● DATA FOR THE TASK
━━━━━━
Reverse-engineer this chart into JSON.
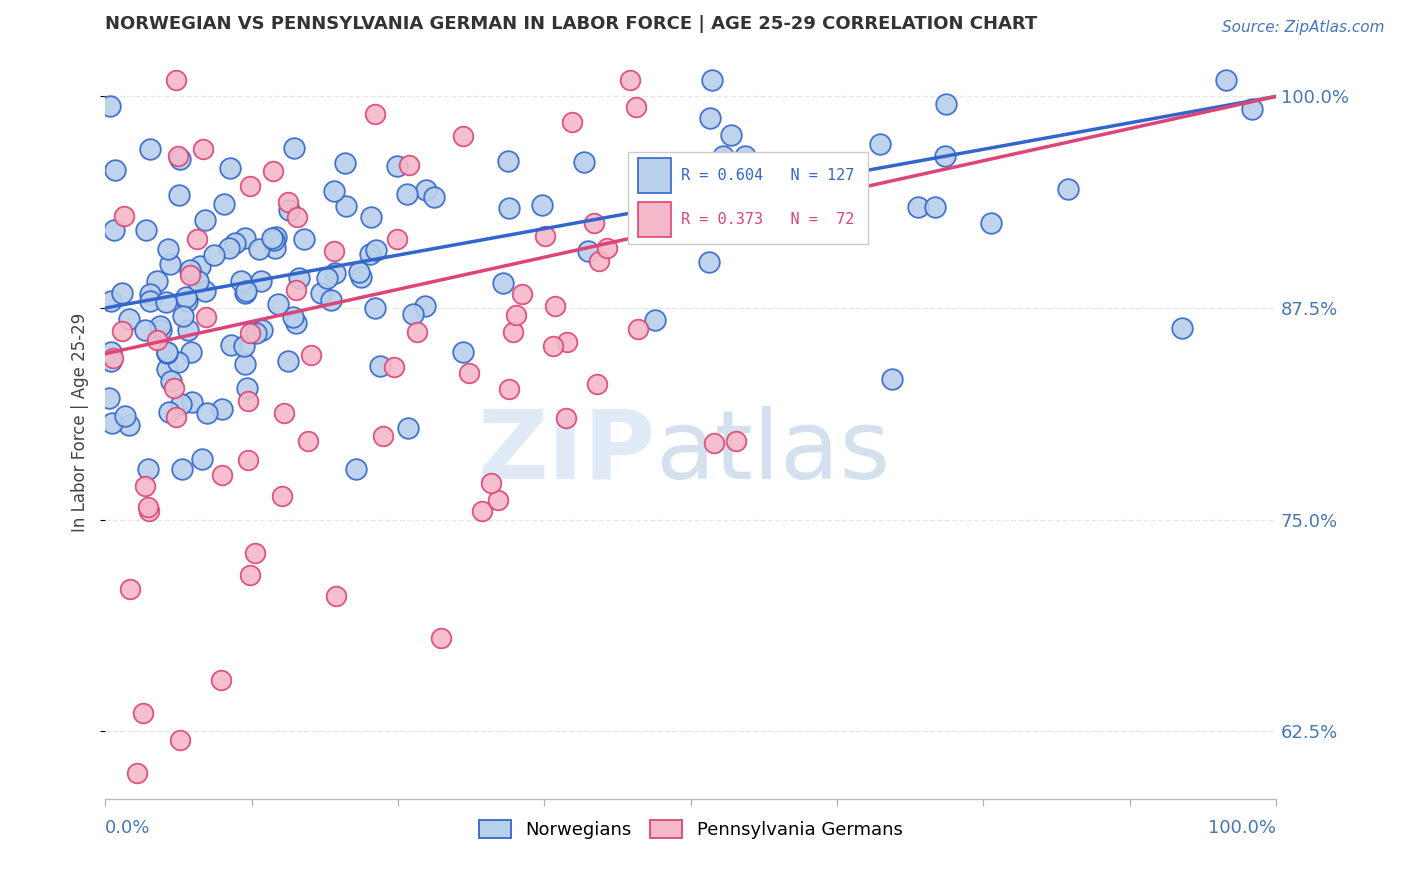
{
  "title": "NORWEGIAN VS PENNSYLVANIA GERMAN IN LABOR FORCE | AGE 25-29 CORRELATION CHART",
  "source": "Source: ZipAtlas.com",
  "ylabel": "In Labor Force | Age 25-29",
  "xlim": [
    0.0,
    1.0
  ],
  "ylim": [
    0.585,
    1.03
  ],
  "yticks": [
    0.625,
    0.75,
    0.875,
    1.0
  ],
  "ytick_labels": [
    "62.5%",
    "75.0%",
    "87.5%",
    "100.0%"
  ],
  "blue_R": 0.604,
  "blue_N": 127,
  "pink_R": 0.373,
  "pink_N": 72,
  "blue_color": "#b8d0ea",
  "blue_edge_color": "#3366cc",
  "pink_color": "#f5b8c8",
  "pink_edge_color": "#dd4477",
  "watermark_zip": "ZIP",
  "watermark_atlas": "atlas",
  "background_color": "#ffffff",
  "grid_color": "#e0e0e0",
  "title_color": "#333333",
  "axis_label_color": "#4477bb",
  "blue_line_intercept": 0.875,
  "blue_line_slope": 0.125,
  "pink_line_intercept": 0.848,
  "pink_line_slope": 0.152
}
━━━━━━
All of the lines above should be retyped precisely, apart from the pictures.

Reverse-engineer this chart into JSON.
{
  "title": "NORWEGIAN VS PENNSYLVANIA GERMAN IN LABOR FORCE | AGE 25-29 CORRELATION CHART",
  "source": "Source: ZipAtlas.com",
  "ylabel": "In Labor Force | Age 25-29",
  "xlim": [
    0.0,
    1.0
  ],
  "ylim": [
    0.585,
    1.03
  ],
  "yticks": [
    0.625,
    0.75,
    0.875,
    1.0
  ],
  "ytick_labels": [
    "62.5%",
    "75.0%",
    "87.5%",
    "100.0%"
  ],
  "blue_R": 0.604,
  "blue_N": 127,
  "pink_R": 0.373,
  "pink_N": 72,
  "blue_color": "#b8d0ea",
  "blue_edge_color": "#3366cc",
  "pink_color": "#f5b8c8",
  "pink_edge_color": "#dd4477",
  "watermark_zip": "ZIP",
  "watermark_atlas": "atlas",
  "background_color": "#ffffff",
  "grid_color": "#e0e0e0",
  "title_color": "#333333",
  "axis_label_color": "#4477bb",
  "blue_line_intercept": 0.875,
  "blue_line_slope": 0.125,
  "pink_line_intercept": 0.848,
  "pink_line_slope": 0.152
}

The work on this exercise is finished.